### Instructions to follow
Scan the entries and tally the lines that include the string "right". Reply with the figure alone.
═══ Input material ═══
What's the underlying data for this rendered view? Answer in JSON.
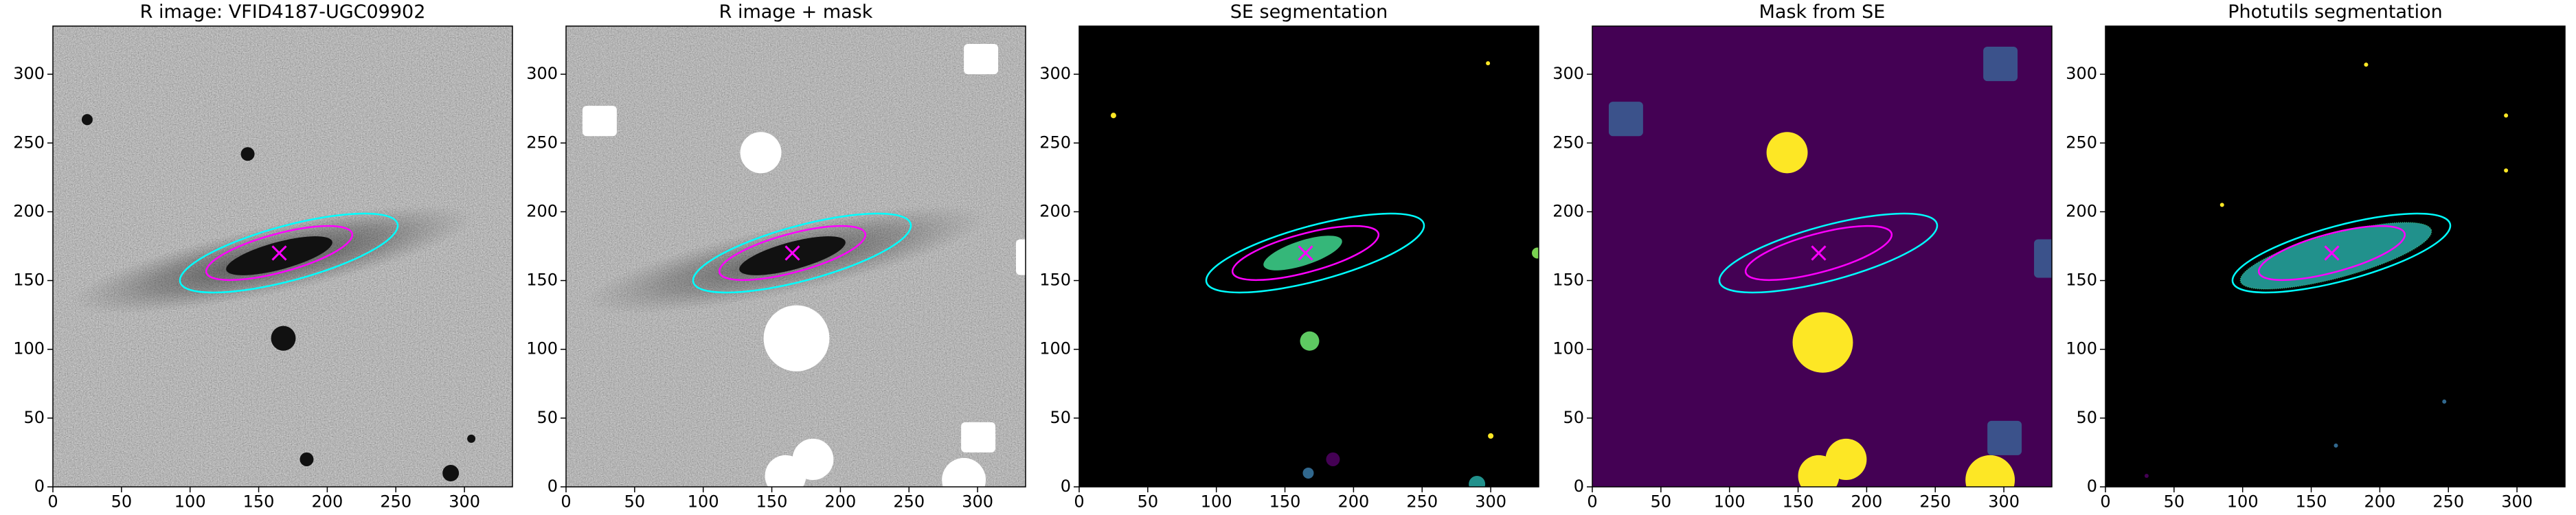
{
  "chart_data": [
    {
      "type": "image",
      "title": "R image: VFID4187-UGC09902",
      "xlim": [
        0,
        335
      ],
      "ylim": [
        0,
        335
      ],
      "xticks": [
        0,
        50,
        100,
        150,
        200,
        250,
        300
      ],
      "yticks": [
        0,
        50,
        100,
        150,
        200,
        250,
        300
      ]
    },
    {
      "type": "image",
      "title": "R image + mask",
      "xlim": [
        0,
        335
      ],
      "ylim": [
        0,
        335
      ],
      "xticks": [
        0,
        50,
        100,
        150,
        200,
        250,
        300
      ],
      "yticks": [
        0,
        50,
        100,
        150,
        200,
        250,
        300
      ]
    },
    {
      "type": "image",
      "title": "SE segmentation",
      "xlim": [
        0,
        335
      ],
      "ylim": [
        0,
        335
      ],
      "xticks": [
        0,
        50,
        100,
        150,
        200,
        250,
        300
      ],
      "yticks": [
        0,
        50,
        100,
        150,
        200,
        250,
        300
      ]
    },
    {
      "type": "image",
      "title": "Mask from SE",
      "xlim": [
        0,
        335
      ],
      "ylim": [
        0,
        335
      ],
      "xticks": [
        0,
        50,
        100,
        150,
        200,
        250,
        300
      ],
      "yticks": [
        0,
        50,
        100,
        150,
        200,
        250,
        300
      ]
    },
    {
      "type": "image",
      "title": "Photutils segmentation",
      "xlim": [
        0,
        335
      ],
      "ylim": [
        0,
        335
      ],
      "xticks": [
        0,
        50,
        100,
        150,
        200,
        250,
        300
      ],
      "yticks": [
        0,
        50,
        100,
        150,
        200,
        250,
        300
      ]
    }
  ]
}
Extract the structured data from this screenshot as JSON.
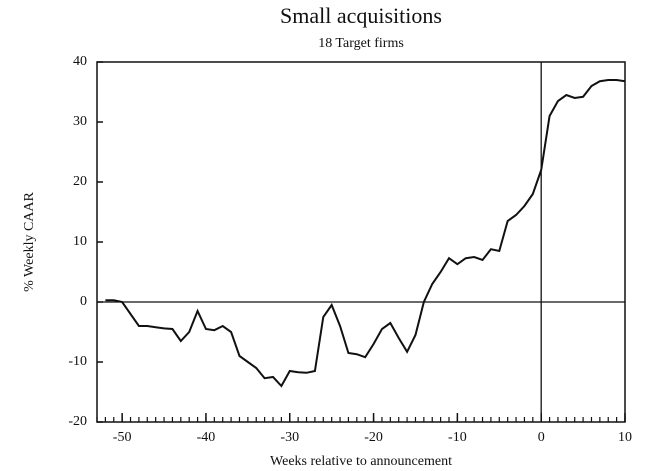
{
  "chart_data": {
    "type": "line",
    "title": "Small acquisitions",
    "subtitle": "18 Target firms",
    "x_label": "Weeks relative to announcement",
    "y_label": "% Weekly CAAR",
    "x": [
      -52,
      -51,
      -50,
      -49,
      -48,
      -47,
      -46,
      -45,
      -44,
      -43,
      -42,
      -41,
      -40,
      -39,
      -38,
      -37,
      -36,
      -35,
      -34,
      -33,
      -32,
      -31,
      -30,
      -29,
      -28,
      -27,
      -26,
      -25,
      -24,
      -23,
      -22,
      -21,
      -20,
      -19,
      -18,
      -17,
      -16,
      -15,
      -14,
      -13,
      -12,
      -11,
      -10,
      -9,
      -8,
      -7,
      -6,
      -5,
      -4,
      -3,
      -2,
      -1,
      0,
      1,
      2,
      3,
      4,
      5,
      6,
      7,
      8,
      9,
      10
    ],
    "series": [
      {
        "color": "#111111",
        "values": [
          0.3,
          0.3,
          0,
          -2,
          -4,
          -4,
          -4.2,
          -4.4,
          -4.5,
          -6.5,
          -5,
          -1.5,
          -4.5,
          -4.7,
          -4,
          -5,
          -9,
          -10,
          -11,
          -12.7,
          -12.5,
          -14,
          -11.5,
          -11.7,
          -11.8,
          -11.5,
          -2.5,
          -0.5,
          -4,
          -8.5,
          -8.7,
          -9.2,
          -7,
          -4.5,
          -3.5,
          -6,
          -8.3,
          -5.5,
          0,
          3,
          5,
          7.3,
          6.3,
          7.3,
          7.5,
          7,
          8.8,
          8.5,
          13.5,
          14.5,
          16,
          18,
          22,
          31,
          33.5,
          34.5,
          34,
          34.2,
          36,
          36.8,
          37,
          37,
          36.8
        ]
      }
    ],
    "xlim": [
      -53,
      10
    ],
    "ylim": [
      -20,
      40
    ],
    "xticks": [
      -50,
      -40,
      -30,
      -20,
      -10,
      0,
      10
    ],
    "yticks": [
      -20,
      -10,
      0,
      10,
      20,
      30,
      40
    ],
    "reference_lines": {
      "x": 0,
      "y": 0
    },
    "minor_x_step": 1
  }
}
═══
═══ Input material ═══
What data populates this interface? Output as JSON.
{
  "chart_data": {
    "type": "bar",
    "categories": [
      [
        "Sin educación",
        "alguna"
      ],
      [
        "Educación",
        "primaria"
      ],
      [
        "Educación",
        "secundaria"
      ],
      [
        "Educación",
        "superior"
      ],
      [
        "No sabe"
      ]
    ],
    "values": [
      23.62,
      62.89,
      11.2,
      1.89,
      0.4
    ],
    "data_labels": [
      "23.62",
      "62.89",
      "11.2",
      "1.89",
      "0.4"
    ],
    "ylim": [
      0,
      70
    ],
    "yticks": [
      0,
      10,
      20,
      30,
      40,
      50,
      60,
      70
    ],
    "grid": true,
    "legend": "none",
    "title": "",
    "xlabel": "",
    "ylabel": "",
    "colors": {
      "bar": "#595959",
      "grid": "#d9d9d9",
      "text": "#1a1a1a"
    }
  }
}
═══
═══ Input material ═══
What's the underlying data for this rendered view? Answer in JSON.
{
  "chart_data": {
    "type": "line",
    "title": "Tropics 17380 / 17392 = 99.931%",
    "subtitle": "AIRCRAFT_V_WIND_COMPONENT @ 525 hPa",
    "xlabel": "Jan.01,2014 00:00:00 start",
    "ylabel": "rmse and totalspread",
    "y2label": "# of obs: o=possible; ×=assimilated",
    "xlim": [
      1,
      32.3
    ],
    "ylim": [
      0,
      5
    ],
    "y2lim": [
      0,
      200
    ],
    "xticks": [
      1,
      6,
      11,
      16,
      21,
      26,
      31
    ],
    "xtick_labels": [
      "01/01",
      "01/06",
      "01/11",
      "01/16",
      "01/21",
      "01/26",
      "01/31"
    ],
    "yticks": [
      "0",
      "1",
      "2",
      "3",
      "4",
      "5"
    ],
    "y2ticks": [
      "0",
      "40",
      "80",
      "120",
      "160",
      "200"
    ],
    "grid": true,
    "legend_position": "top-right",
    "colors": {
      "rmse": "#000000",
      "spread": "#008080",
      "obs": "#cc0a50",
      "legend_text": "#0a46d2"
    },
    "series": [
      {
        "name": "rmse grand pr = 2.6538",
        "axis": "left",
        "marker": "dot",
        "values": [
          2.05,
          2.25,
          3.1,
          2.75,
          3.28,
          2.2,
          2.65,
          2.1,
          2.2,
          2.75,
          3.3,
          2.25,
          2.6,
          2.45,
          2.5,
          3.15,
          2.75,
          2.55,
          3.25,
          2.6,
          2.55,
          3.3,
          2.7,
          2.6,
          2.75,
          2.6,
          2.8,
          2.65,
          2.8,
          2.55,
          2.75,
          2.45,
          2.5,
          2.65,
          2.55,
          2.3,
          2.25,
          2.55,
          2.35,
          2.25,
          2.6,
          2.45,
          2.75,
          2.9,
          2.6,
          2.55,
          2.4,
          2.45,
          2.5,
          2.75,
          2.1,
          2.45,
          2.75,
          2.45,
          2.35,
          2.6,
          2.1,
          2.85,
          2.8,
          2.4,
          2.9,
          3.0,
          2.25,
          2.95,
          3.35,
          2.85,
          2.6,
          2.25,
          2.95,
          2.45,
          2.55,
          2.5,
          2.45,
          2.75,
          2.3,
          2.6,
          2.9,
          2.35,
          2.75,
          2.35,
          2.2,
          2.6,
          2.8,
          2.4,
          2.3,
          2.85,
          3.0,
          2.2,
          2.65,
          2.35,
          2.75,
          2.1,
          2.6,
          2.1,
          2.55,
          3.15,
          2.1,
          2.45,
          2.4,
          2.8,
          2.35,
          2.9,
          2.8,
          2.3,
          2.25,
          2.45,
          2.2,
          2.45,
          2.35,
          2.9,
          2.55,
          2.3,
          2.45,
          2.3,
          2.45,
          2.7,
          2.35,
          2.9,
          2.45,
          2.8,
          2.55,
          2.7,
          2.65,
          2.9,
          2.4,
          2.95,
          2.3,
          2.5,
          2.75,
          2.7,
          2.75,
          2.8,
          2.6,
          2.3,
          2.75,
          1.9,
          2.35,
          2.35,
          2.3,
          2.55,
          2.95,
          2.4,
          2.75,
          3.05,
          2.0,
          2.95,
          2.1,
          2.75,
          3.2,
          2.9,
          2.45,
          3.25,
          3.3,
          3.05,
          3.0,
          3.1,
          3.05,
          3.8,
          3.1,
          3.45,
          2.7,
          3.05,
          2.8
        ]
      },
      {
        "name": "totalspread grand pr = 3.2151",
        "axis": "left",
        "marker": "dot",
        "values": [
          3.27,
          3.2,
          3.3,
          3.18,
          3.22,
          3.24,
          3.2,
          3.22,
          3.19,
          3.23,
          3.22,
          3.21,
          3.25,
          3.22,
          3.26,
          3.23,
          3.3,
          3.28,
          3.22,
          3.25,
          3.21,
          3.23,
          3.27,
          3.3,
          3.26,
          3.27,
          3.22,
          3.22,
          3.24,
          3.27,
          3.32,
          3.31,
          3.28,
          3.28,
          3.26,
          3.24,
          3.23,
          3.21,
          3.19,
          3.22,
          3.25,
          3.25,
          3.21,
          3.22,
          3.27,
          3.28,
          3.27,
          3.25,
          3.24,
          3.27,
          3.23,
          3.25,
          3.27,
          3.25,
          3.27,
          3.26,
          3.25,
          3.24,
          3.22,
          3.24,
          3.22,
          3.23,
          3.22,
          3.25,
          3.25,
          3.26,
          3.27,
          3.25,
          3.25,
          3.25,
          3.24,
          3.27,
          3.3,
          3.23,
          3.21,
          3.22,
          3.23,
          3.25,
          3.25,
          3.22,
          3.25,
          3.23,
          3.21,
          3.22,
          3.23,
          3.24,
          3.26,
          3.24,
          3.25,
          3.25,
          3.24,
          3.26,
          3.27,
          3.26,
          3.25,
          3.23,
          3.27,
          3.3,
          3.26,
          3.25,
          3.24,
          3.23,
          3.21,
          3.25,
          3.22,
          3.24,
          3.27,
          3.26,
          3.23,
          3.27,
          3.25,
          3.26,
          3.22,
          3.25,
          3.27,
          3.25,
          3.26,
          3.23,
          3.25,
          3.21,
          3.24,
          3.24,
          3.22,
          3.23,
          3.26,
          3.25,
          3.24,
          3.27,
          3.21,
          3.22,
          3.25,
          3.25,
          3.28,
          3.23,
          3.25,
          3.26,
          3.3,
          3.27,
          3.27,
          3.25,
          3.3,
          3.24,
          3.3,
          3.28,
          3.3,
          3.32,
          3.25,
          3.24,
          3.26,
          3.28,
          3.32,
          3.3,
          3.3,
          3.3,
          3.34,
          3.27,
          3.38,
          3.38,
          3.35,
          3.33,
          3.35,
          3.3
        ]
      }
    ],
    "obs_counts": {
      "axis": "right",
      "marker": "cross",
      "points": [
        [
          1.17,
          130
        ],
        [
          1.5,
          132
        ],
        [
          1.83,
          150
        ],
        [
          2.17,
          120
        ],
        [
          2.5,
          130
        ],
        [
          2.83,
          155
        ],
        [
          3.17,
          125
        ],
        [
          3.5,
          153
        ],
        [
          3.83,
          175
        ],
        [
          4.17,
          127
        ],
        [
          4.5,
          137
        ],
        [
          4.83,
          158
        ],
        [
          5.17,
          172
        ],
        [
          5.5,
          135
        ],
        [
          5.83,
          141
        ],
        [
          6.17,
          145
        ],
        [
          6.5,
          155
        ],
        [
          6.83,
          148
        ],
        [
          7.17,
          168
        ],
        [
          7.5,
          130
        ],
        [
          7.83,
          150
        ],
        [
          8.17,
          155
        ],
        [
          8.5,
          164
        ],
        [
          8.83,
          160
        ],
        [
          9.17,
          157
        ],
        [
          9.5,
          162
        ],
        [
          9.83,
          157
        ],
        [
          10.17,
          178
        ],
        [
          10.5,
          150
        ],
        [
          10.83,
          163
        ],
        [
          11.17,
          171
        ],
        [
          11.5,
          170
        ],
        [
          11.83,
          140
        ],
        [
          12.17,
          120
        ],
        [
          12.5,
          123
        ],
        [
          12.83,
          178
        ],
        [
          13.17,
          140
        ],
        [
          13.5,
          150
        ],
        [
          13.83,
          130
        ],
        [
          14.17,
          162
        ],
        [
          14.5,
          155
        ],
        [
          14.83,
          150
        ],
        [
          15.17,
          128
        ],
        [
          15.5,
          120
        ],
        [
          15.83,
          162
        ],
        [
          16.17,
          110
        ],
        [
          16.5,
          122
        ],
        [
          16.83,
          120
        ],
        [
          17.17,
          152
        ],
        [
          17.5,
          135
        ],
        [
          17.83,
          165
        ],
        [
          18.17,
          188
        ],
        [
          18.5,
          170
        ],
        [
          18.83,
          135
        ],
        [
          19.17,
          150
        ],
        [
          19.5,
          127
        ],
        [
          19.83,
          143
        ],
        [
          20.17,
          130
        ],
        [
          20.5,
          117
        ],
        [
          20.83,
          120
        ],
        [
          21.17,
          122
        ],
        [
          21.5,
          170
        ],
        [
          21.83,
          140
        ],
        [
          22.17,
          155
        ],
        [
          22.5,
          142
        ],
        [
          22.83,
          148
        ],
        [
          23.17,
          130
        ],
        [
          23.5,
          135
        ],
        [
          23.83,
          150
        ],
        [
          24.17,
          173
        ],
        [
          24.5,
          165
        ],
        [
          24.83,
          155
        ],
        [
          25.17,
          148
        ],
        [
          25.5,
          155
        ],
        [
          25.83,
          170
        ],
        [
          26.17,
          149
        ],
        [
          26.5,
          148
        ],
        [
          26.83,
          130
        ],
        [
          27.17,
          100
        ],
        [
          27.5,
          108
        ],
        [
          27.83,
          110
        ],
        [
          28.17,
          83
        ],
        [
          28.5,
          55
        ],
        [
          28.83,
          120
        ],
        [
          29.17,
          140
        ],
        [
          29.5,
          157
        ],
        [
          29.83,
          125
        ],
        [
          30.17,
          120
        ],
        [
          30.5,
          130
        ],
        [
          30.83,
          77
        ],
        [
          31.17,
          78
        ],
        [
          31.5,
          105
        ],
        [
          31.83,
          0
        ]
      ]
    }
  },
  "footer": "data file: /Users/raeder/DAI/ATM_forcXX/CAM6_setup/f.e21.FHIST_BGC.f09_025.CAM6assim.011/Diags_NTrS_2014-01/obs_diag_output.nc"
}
═══
### Task output
2